- **What you will do**
Please restate the following records word for word.

- **Provided records**
--------
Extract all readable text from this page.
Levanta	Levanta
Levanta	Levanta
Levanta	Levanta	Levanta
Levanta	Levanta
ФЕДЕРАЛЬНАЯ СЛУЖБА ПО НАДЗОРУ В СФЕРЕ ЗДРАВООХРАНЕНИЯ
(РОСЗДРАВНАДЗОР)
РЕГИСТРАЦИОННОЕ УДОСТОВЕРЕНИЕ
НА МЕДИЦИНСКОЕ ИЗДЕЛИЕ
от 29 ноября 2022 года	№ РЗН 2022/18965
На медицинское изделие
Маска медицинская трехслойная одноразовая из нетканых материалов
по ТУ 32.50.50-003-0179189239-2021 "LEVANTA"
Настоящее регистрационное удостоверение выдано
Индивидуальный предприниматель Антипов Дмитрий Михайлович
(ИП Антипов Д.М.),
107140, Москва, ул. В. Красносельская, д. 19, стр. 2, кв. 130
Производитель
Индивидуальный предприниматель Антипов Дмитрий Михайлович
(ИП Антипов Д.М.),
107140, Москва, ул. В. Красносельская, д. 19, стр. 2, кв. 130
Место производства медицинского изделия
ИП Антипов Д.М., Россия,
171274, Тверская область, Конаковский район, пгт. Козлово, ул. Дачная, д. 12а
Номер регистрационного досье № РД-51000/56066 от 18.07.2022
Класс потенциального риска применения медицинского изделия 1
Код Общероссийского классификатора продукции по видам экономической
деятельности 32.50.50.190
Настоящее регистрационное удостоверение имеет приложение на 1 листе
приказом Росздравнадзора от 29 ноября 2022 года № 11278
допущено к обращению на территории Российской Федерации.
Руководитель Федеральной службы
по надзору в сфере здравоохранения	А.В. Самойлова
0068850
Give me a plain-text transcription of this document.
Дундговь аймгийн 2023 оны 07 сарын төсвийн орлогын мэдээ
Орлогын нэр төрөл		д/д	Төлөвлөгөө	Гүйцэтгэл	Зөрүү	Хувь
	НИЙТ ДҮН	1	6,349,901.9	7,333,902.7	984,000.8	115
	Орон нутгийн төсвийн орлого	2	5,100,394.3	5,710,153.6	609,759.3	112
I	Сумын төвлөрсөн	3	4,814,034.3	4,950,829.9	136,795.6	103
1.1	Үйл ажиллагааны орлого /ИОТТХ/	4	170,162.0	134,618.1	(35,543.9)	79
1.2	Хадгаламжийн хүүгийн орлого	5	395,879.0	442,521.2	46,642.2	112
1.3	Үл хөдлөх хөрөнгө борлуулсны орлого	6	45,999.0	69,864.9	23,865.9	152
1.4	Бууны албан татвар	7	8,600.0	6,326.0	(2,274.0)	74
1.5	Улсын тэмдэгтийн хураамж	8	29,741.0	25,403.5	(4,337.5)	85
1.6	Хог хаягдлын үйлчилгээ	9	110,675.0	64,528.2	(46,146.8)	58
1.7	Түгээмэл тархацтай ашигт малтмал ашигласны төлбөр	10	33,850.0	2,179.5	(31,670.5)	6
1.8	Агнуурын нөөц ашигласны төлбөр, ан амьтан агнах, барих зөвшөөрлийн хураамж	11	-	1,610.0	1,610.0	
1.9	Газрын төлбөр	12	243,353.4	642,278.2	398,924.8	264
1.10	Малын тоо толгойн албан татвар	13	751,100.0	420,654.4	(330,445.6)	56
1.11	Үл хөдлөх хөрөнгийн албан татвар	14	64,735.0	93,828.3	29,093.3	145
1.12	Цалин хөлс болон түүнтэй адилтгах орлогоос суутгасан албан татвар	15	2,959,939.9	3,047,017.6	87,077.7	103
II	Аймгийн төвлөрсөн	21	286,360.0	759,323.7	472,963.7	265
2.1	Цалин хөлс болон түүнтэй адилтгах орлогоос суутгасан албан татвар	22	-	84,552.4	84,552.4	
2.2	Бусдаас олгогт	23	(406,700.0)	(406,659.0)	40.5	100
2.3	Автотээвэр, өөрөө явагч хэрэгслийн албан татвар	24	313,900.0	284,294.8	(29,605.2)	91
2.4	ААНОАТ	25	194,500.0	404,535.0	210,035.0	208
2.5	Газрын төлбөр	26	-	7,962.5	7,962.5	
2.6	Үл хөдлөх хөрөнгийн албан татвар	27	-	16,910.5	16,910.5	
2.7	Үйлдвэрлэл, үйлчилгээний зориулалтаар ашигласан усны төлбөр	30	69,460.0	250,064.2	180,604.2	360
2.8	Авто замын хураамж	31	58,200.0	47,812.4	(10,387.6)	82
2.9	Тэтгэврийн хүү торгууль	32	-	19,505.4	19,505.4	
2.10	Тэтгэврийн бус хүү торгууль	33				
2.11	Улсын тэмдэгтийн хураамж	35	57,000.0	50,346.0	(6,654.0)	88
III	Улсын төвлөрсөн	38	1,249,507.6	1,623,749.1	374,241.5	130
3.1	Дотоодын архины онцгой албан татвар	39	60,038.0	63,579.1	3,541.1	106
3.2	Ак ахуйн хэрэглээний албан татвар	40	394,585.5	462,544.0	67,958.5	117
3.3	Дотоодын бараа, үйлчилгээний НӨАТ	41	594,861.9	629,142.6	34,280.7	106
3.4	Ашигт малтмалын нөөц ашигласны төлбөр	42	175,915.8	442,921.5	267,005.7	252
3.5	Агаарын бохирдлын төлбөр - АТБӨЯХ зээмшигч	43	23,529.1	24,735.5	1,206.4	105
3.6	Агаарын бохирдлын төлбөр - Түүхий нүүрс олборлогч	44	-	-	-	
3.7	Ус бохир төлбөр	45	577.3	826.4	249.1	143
--------
- **Solution for this problem**
Extract all readable text from this page.
Levanta	Levanta
Levanta	Levanta
Levanta	Levanta	Levanta
Levanta	Levanta
ФЕДЕРАЛЬНАЯ СЛУЖБА ПО НАДЗОРУ В СФЕРЕ ЗДРАВООХРАНЕНИЯ
(РОСЗДРАВНАДЗОР)
РЕГИСТРАЦИОННОЕ УДОСТОВЕРЕНИЕ
НА МЕДИЦИНСКОЕ ИЗДЕЛИЕ
от 29 ноября 2022 года	№ РЗН 2022/18965
На медицинское изделие
Маска медицинская трехслойная одноразовая из нетканых материалов
по ТУ 32.50.50-003-0179189239-2021 "LEVANTA"
Настоящее регистрационное удостоверение выдано
Индивидуальный предприниматель Антипов Дмитрий Михайлович
(ИП Антипов Д.М.),
107140, Москва, ул. В. Красносельская, д. 19, стр. 2, кв. 130
Производитель
Индивидуальный предприниматель Антипов Дмитрий Михайлович
(ИП Антипов Д.М.),
107140, Москва, ул. В. Красносельская, д. 19, стр. 2, кв. 130
Место производства медицинского изделия
ИП Антипов Д.М., Россия,
171274, Тверская область, Конаковский район, пгт. Козлово, ул. Дачная, д. 12а
Номер регистрационного досье № РД-51000/56066 от 18.07.2022
Класс потенциального риска применения медицинского изделия 1
Код Общероссийского классификатора продукции по видам экономической
деятельности 32.50.50.190
Настоящее регистрационное удостоверение имеет приложение на 1 листе
приказом Росздравнадзора от 29 ноября 2022 года № 11278
допущено к обращению на территории Российской Федерации.
Руководитель Федеральной службы
по надзору в сфере здравоохранения	А.В. Самойлова
0068850
Give me a plain-text transcription of this document.
Дундговь аймгийн 2023 оны 07 сарын төсвийн орлогын мэдээ
Орлогын нэр төрөл		д/д	Төлөвлөгөө	Гүйцэтгэл	Зөрүү	Хувь
	НИЙТ ДҮН	1	6,349,901.9	7,333,902.7	984,000.8	115
	Орон нутгийн төсвийн орлого	2	5,100,394.3	5,710,153.6	609,759.3	112
I	Сумын төвлөрсөн	3	4,814,034.3	4,950,829.9	136,795.6	103
1.1	Үйл ажиллагааны орлого /ИОТТХ/	4	170,162.0	134,618.1	(35,543.9)	79
1.2	Хадгаламжийн хүүгийн орлого	5	395,879.0	442,521.2	46,642.2	112
1.3	Үл хөдлөх хөрөнгө борлуулсны орлого	6	45,999.0	69,864.9	23,865.9	152
1.4	Бууны албан татвар	7	8,600.0	6,326.0	(2,274.0)	74
1.5	Улсын тэмдэгтийн хураамж	8	29,741.0	25,403.5	(4,337.5)	85
1.6	Хог хаягдлын үйлчилгээ	9	110,675.0	64,528.2	(46,146.8)	58
1.7	Түгээмэл тархацтай ашигт малтмал ашигласны төлбөр	10	33,850.0	2,179.5	(31,670.5)	6
1.8	Агнуурын нөөц ашигласны төлбөр, ан амьтан агнах, барих зөвшөөрлийн хураамж	11	-	1,610.0	1,610.0	
1.9	Газрын төлбөр	12	243,353.4	642,278.2	398,924.8	264
1.10	Малын тоо толгойн албан татвар	13	751,100.0	420,654.4	(330,445.6)	56
1.11	Үл хөдлөх хөрөнгийн албан татвар	14	64,735.0	93,828.3	29,093.3	145
1.12	Цалин хөлс болон түүнтэй адилтгах орлогоос суутгасан албан татвар	15	2,959,939.9	3,047,017.6	87,077.7	103
II	Аймгийн төвлөрсөн	21	286,360.0	759,323.7	472,963.7	265
2.1	Цалин хөлс болон түүнтэй адилтгах орлогоос суутгасан албан татвар	22	-	84,552.4	84,552.4	
2.2	Бусдаас олгогт	23	(406,700.0)	(406,659.0)	40.5	100
2.3	Автотээвэр, өөрөө явагч хэрэгслийн албан татвар	24	313,900.0	284,294.8	(29,605.2)	91
2.4	ААНОАТ	25	194,500.0	404,535.0	210,035.0	208
2.5	Газрын төлбөр	26	-	7,962.5	7,962.5	
2.6	Үл хөдлөх хөрөнгийн албан татвар	27	-	16,910.5	16,910.5	
2.7	Үйлдвэрлэл, үйлчилгээний зориулалтаар ашигласан усны төлбөр	30	69,460.0	250,064.2	180,604.2	360
2.8	Авто замын хураамж	31	58,200.0	47,812.4	(10,387.6)	82
2.9	Тэтгэврийн хүү торгууль	32	-	19,505.4	19,505.4	
2.10	Тэтгэврийн бус хүү торгууль	33				
2.11	Улсын тэмдэгтийн хураамж	35	57,000.0	50,346.0	(6,654.0)	88
III	Улсын төвлөрсөн	38	1,249,507.6	1,623,749.1	374,241.5	130
3.1	Дотоодын архины онцгой албан татвар	39	60,038.0	63,579.1	3,541.1	106
3.2	Ак ахуйн хэрэглээний албан татвар	40	394,585.5	462,544.0	67,958.5	117
3.3	Дотоодын бараа, үйлчилгээний НӨАТ	41	594,861.9	629,142.6	34,280.7	106
3.4	Ашигт малтмалын нөөц ашигласны төлбөр	42	175,915.8	442,921.5	267,005.7	252
3.5	Агаарын бохирдлын төлбөр - АТБӨЯХ зээмшигч	43	23,529.1	24,735.5	1,206.4	105
3.6	Агаарын бохирдлын төлбөр - Түүхий нүүрс олборлогч	44	-	-	-	
3.7	Ус бохир төлбөр	45	577.3	826.4	249.1	143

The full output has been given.